◆ Data:
+++

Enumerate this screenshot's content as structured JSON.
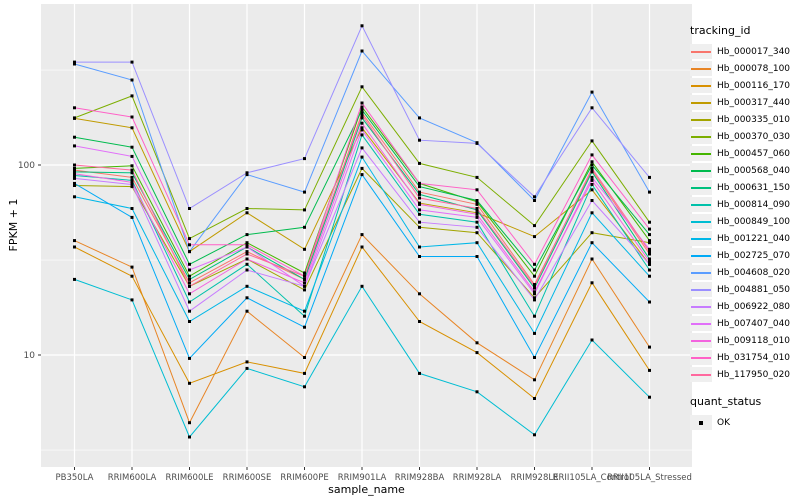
{
  "figure": {
    "background": "#FFFFFF",
    "panel_background": "#EBEBEB",
    "grid_color": "#FFFFFF",
    "point_color": "#000000",
    "axis_text_color": "#4D4D4D",
    "tick_color": "#333333"
  },
  "legend": {
    "tracking_title": "tracking_id",
    "quant_title": "quant_status",
    "quant_label": "OK"
  },
  "chart_data": {
    "type": "line",
    "title": "",
    "xlabel": "sample_name",
    "ylabel": "FPKM + 1",
    "y_scale": "log10",
    "y_ticks": [
      100,
      10
    ],
    "y_minor_ticks": [
      316,
      31.6,
      3.16
    ],
    "ylim": [
      2.6,
      650
    ],
    "grid": true,
    "legend_position": "right",
    "point_shape": "filled-square",
    "quant_status": "OK",
    "categories": [
      "PB350LA",
      "RRIM600LA",
      "RRIM600LE",
      "RRIM600SE",
      "RRIM600PE",
      "RRIM901LA",
      "RRIM928BA",
      "RRIM928LA",
      "RRIM928LE",
      "RRII105LA_Control",
      "RRII105LA_Stressed"
    ],
    "series": [
      {
        "name": "Hb_000017_340",
        "color": "#F8766D",
        "values": [
          94,
          86,
          24,
          35,
          25,
          188,
          72,
          62,
          23.5,
          94,
          34
        ]
      },
      {
        "name": "Hb_000078_100",
        "color": "#E88526",
        "values": [
          40,
          29,
          4.4,
          17,
          9.7,
          43,
          21,
          11.6,
          7.4,
          32,
          11
        ]
      },
      {
        "name": "Hb_000116_170",
        "color": "#D89000",
        "values": [
          37,
          26,
          7.1,
          9.2,
          8.0,
          37,
          15,
          10.3,
          5.9,
          24,
          8.3
        ]
      },
      {
        "name": "Hb_000317_440",
        "color": "#C09B00",
        "values": [
          176,
          157,
          35,
          56,
          36,
          157,
          63,
          56,
          42,
          74,
          30
        ]
      },
      {
        "name": "Hb_000335_010",
        "color": "#A3A500",
        "values": [
          78,
          77,
          23,
          32,
          22,
          96,
          47,
          44,
          20,
          44,
          39
        ]
      },
      {
        "name": "Hb_000370_030",
        "color": "#7CAE00",
        "values": [
          177,
          231,
          41,
          59,
          58,
          258,
          102,
          86,
          48,
          134,
          50
        ]
      },
      {
        "name": "Hb_000457_060",
        "color": "#45B500",
        "values": [
          96,
          99,
          26,
          39,
          27,
          202,
          80,
          64,
          26,
          104,
          40
        ]
      },
      {
        "name": "Hb_000568_040",
        "color": "#00BB4E",
        "values": [
          140,
          124,
          30,
          43,
          47,
          195,
          77,
          65,
          28,
          100,
          43
        ]
      },
      {
        "name": "Hb_000631_150",
        "color": "#00C07D",
        "values": [
          92,
          91,
          25,
          37,
          25,
          177,
          70,
          58,
          22.5,
          92,
          32
        ]
      },
      {
        "name": "Hb_000814_090",
        "color": "#00C1AA",
        "values": [
          88,
          83,
          19,
          30,
          16,
          144,
          55,
          50,
          16,
          79,
          28
        ]
      },
      {
        "name": "Hb_000849_100",
        "color": "#00BDD2",
        "values": [
          25,
          19.5,
          3.7,
          8.5,
          6.8,
          23,
          8.0,
          6.4,
          3.8,
          12,
          6.0
        ]
      },
      {
        "name": "Hb_001221_040",
        "color": "#00B7E7",
        "values": [
          68,
          59,
          15,
          23,
          17,
          110,
          37,
          39,
          13,
          56,
          26
        ]
      },
      {
        "name": "Hb_002725_070",
        "color": "#00AAF6",
        "values": [
          80,
          53,
          9.6,
          20,
          14,
          89,
          33,
          33,
          9.7,
          39,
          19
        ]
      },
      {
        "name": "Hb_004608_020",
        "color": "#5B9DFF",
        "values": [
          340,
          280,
          35,
          89,
          72,
          398,
          177,
          131,
          65,
          242,
          72
        ]
      },
      {
        "name": "Hb_004881_050",
        "color": "#9B8FFF",
        "values": [
          348,
          348,
          59,
          91,
          108,
          540,
          135,
          130,
          68,
          200,
          86
        ]
      },
      {
        "name": "Hb_006922_080",
        "color": "#C77CFF",
        "values": [
          85,
          79,
          17,
          28,
          23,
          123,
          50,
          47,
          19.5,
          65,
          30
        ]
      },
      {
        "name": "Hb_007407_040",
        "color": "#E16FF9",
        "values": [
          126,
          111,
          28,
          37,
          23,
          153,
          58,
          53,
          21,
          86,
          36
        ]
      },
      {
        "name": "Hb_009118_010",
        "color": "#F364DF",
        "values": [
          90,
          81,
          21,
          32,
          24,
          166,
          62,
          55,
          21.5,
          83,
          31
        ]
      },
      {
        "name": "Hb_031754_010",
        "color": "#FF61C7",
        "values": [
          200,
          179,
          38,
          38,
          26,
          212,
          80,
          74,
          30,
          113,
          46
        ]
      },
      {
        "name": "Hb_117950_020",
        "color": "#FF689E",
        "values": [
          100,
          94,
          23,
          34,
          26,
          183,
          67,
          59,
          23,
          96,
          35
        ]
      }
    ]
  }
}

+++

◆ What you should do: The pictures in the entries should be left out; output everything else exactly.

◆ Result for this task:
Enumerate this screenshot's content as structured JSON.
{
  "figure": {
    "background": "#FFFFFF",
    "panel_background": "#EBEBEB",
    "grid_color": "#FFFFFF",
    "point_color": "#000000",
    "axis_text_color": "#4D4D4D",
    "tick_color": "#333333"
  },
  "legend": {
    "tracking_title": "tracking_id",
    "quant_title": "quant_status",
    "quant_label": "OK"
  },
  "chart_data": {
    "type": "line",
    "title": "",
    "xlabel": "sample_name",
    "ylabel": "FPKM + 1",
    "y_scale": "log10",
    "y_ticks": [
      100,
      10
    ],
    "y_minor_ticks": [
      316,
      31.6,
      3.16
    ],
    "ylim": [
      2.6,
      650
    ],
    "grid": true,
    "legend_position": "right",
    "point_shape": "filled-square",
    "quant_status": "OK",
    "categories": [
      "PB350LA",
      "RRIM600LA",
      "RRIM600LE",
      "RRIM600SE",
      "RRIM600PE",
      "RRIM901LA",
      "RRIM928BA",
      "RRIM928LA",
      "RRIM928LE",
      "RRII105LA_Control",
      "RRII105LA_Stressed"
    ],
    "series": [
      {
        "name": "Hb_000017_340",
        "color": "#F8766D",
        "values": [
          94,
          86,
          24,
          35,
          25,
          188,
          72,
          62,
          23.5,
          94,
          34
        ]
      },
      {
        "name": "Hb_000078_100",
        "color": "#E88526",
        "values": [
          40,
          29,
          4.4,
          17,
          9.7,
          43,
          21,
          11.6,
          7.4,
          32,
          11
        ]
      },
      {
        "name": "Hb_000116_170",
        "color": "#D89000",
        "values": [
          37,
          26,
          7.1,
          9.2,
          8.0,
          37,
          15,
          10.3,
          5.9,
          24,
          8.3
        ]
      },
      {
        "name": "Hb_000317_440",
        "color": "#C09B00",
        "values": [
          176,
          157,
          35,
          56,
          36,
          157,
          63,
          56,
          42,
          74,
          30
        ]
      },
      {
        "name": "Hb_000335_010",
        "color": "#A3A500",
        "values": [
          78,
          77,
          23,
          32,
          22,
          96,
          47,
          44,
          20,
          44,
          39
        ]
      },
      {
        "name": "Hb_000370_030",
        "color": "#7CAE00",
        "values": [
          177,
          231,
          41,
          59,
          58,
          258,
          102,
          86,
          48,
          134,
          50
        ]
      },
      {
        "name": "Hb_000457_060",
        "color": "#45B500",
        "values": [
          96,
          99,
          26,
          39,
          27,
          202,
          80,
          64,
          26,
          104,
          40
        ]
      },
      {
        "name": "Hb_000568_040",
        "color": "#00BB4E",
        "values": [
          140,
          124,
          30,
          43,
          47,
          195,
          77,
          65,
          28,
          100,
          43
        ]
      },
      {
        "name": "Hb_000631_150",
        "color": "#00C07D",
        "values": [
          92,
          91,
          25,
          37,
          25,
          177,
          70,
          58,
          22.5,
          92,
          32
        ]
      },
      {
        "name": "Hb_000814_090",
        "color": "#00C1AA",
        "values": [
          88,
          83,
          19,
          30,
          16,
          144,
          55,
          50,
          16,
          79,
          28
        ]
      },
      {
        "name": "Hb_000849_100",
        "color": "#00BDD2",
        "values": [
          25,
          19.5,
          3.7,
          8.5,
          6.8,
          23,
          8.0,
          6.4,
          3.8,
          12,
          6.0
        ]
      },
      {
        "name": "Hb_001221_040",
        "color": "#00B7E7",
        "values": [
          68,
          59,
          15,
          23,
          17,
          110,
          37,
          39,
          13,
          56,
          26
        ]
      },
      {
        "name": "Hb_002725_070",
        "color": "#00AAF6",
        "values": [
          80,
          53,
          9.6,
          20,
          14,
          89,
          33,
          33,
          9.7,
          39,
          19
        ]
      },
      {
        "name": "Hb_004608_020",
        "color": "#5B9DFF",
        "values": [
          340,
          280,
          35,
          89,
          72,
          398,
          177,
          131,
          65,
          242,
          72
        ]
      },
      {
        "name": "Hb_004881_050",
        "color": "#9B8FFF",
        "values": [
          348,
          348,
          59,
          91,
          108,
          540,
          135,
          130,
          68,
          200,
          86
        ]
      },
      {
        "name": "Hb_006922_080",
        "color": "#C77CFF",
        "values": [
          85,
          79,
          17,
          28,
          23,
          123,
          50,
          47,
          19.5,
          65,
          30
        ]
      },
      {
        "name": "Hb_007407_040",
        "color": "#E16FF9",
        "values": [
          126,
          111,
          28,
          37,
          23,
          153,
          58,
          53,
          21,
          86,
          36
        ]
      },
      {
        "name": "Hb_009118_010",
        "color": "#F364DF",
        "values": [
          90,
          81,
          21,
          32,
          24,
          166,
          62,
          55,
          21.5,
          83,
          31
        ]
      },
      {
        "name": "Hb_031754_010",
        "color": "#FF61C7",
        "values": [
          200,
          179,
          38,
          38,
          26,
          212,
          80,
          74,
          30,
          113,
          46
        ]
      },
      {
        "name": "Hb_117950_020",
        "color": "#FF689E",
        "values": [
          100,
          94,
          23,
          34,
          26,
          183,
          67,
          59,
          23,
          96,
          35
        ]
      }
    ]
  }
}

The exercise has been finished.